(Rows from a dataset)
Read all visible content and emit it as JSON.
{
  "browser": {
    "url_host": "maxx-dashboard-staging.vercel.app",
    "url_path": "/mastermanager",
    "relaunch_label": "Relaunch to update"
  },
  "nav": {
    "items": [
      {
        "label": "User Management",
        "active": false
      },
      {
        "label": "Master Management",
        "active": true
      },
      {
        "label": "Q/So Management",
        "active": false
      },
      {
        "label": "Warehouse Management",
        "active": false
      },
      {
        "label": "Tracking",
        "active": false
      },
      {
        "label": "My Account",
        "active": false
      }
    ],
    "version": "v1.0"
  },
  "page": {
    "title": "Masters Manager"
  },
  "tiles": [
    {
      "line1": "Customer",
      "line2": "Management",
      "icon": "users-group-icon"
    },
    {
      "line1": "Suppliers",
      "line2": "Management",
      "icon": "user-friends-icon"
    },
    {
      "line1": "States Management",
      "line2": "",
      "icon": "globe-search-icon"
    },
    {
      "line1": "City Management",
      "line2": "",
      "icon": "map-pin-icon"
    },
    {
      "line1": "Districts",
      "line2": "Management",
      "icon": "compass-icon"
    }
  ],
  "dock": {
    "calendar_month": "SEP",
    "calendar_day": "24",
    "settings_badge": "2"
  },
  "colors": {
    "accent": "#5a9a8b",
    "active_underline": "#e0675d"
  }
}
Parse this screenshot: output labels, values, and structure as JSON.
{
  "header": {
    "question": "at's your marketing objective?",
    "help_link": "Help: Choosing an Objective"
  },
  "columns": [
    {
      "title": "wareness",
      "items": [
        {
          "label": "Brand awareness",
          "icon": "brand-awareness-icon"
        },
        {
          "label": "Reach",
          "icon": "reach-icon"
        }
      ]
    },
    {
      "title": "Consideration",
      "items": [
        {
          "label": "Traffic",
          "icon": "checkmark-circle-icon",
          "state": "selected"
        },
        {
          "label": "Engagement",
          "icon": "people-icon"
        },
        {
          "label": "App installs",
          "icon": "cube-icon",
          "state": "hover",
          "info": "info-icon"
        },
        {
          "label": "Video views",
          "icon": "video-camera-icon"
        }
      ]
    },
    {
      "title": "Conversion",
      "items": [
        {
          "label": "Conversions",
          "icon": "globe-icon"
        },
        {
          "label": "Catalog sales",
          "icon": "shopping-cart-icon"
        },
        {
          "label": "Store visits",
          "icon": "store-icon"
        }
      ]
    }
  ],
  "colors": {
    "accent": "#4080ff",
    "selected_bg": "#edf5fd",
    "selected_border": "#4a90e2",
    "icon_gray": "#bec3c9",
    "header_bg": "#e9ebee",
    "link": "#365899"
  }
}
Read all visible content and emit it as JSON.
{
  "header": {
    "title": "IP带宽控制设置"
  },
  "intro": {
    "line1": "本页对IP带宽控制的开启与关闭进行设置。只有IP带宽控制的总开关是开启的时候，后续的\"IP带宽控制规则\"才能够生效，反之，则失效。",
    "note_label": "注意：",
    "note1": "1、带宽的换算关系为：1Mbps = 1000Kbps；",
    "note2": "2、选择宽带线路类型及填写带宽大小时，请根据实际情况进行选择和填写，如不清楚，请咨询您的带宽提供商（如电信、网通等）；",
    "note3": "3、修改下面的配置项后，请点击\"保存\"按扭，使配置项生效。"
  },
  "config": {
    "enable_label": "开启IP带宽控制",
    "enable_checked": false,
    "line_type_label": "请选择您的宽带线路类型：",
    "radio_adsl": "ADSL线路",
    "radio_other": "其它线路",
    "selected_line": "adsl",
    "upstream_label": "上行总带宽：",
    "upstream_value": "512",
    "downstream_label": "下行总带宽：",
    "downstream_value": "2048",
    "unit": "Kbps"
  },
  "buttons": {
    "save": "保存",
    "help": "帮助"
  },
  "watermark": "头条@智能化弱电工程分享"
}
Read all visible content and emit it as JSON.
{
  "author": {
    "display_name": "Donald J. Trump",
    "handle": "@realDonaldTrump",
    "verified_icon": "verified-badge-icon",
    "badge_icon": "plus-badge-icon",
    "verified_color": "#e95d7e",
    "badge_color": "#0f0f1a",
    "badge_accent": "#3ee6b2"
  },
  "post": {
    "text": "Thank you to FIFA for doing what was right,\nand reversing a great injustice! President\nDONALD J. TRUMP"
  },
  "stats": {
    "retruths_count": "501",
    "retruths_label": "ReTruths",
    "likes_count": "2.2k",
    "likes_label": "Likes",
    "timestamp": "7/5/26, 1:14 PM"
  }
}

▸ GIVEN EXERCISE
Each line above must be printed exactly as it appears.

▸ RESULT OF THE EXERCISE
Read all visible content and emit it as JSON.
{
  "browser": {
    "url_host": "maxx-dashboard-staging.vercel.app",
    "url_path": "/mastermanager",
    "relaunch_label": "Relaunch to update"
  },
  "nav": {
    "items": [
      {
        "label": "User Management",
        "active": false
      },
      {
        "label": "Master Management",
        "active": true
      },
      {
        "label": "Q/So Management",
        "active": false
      },
      {
        "label": "Warehouse Management",
        "active": false
      },
      {
        "label": "Tracking",
        "active": false
      },
      {
        "label": "My Account",
        "active": false
      }
    ],
    "version": "v1.0"
  },
  "page": {
    "title": "Masters Manager"
  },
  "tiles": [
    {
      "line1": "Customer",
      "line2": "Management",
      "icon": "users-group-icon"
    },
    {
      "line1": "Suppliers",
      "line2": "Management",
      "icon": "user-friends-icon"
    },
    {
      "line1": "States Management",
      "line2": "",
      "icon": "globe-search-icon"
    },
    {
      "line1": "City Management",
      "line2": "",
      "icon": "map-pin-icon"
    },
    {
      "line1": "Districts",
      "line2": "Management",
      "icon": "compass-icon"
    }
  ],
  "dock": {
    "calendar_month": "SEP",
    "calendar_day": "24",
    "settings_badge": "2"
  },
  "colors": {
    "accent": "#5a9a8b",
    "active_underline": "#e0675d"
  }
}
Parse this screenshot: output labels, values, and structure as JSON.
{
  "header": {
    "question": "at's your marketing objective?",
    "help_link": "Help: Choosing an Objective"
  },
  "columns": [
    {
      "title": "wareness",
      "items": [
        {
          "label": "Brand awareness",
          "icon": "brand-awareness-icon"
        },
        {
          "label": "Reach",
          "icon": "reach-icon"
        }
      ]
    },
    {
      "title": "Consideration",
      "items": [
        {
          "label": "Traffic",
          "icon": "checkmark-circle-icon",
          "state": "selected"
        },
        {
          "label": "Engagement",
          "icon": "people-icon"
        },
        {
          "label": "App installs",
          "icon": "cube-icon",
          "state": "hover",
          "info": "info-icon"
        },
        {
          "label": "Video views",
          "icon": "video-camera-icon"
        }
      ]
    },
    {
      "title": "Conversion",
      "items": [
        {
          "label": "Conversions",
          "icon": "globe-icon"
        },
        {
          "label": "Catalog sales",
          "icon": "shopping-cart-icon"
        },
        {
          "label": "Store visits",
          "icon": "store-icon"
        }
      ]
    }
  ],
  "colors": {
    "accent": "#4080ff",
    "selected_bg": "#edf5fd",
    "selected_border": "#4a90e2",
    "icon_gray": "#bec3c9",
    "header_bg": "#e9ebee",
    "link": "#365899"
  }
}
Read all visible content and emit it as JSON.
{
  "header": {
    "title": "IP带宽控制设置"
  },
  "intro": {
    "line1": "本页对IP带宽控制的开启与关闭进行设置。只有IP带宽控制的总开关是开启的时候，后续的\"IP带宽控制规则\"才能够生效，反之，则失效。",
    "note_label": "注意：",
    "note1": "1、带宽的换算关系为：1Mbps = 1000Kbps；",
    "note2": "2、选择宽带线路类型及填写带宽大小时，请根据实际情况进行选择和填写，如不清楚，请咨询您的带宽提供商（如电信、网通等）；",
    "note3": "3、修改下面的配置项后，请点击\"保存\"按扭，使配置项生效。"
  },
  "config": {
    "enable_label": "开启IP带宽控制",
    "enable_checked": false,
    "line_type_label": "请选择您的宽带线路类型：",
    "radio_adsl": "ADSL线路",
    "radio_other": "其它线路",
    "selected_line": "adsl",
    "upstream_label": "上行总带宽：",
    "upstream_value": "512",
    "downstream_label": "下行总带宽：",
    "downstream_value": "2048",
    "unit": "Kbps"
  },
  "buttons": {
    "save": "保存",
    "help": "帮助"
  },
  "watermark": "头条@智能化弱电工程分享"
}
Read all visible content and emit it as JSON.
{
  "author": {
    "display_name": "Donald J. Trump",
    "handle": "@realDonaldTrump",
    "verified_icon": "verified-badge-icon",
    "badge_icon": "plus-badge-icon",
    "verified_color": "#e95d7e",
    "badge_color": "#0f0f1a",
    "badge_accent": "#3ee6b2"
  },
  "post": {
    "text": "Thank you to FIFA for doing what was right,\nand reversing a great injustice! President\nDONALD J. TRUMP"
  },
  "stats": {
    "retruths_count": "501",
    "retruths_label": "ReTruths",
    "likes_count": "2.2k",
    "likes_label": "Likes",
    "timestamp": "7/5/26, 1:14 PM"
  }
}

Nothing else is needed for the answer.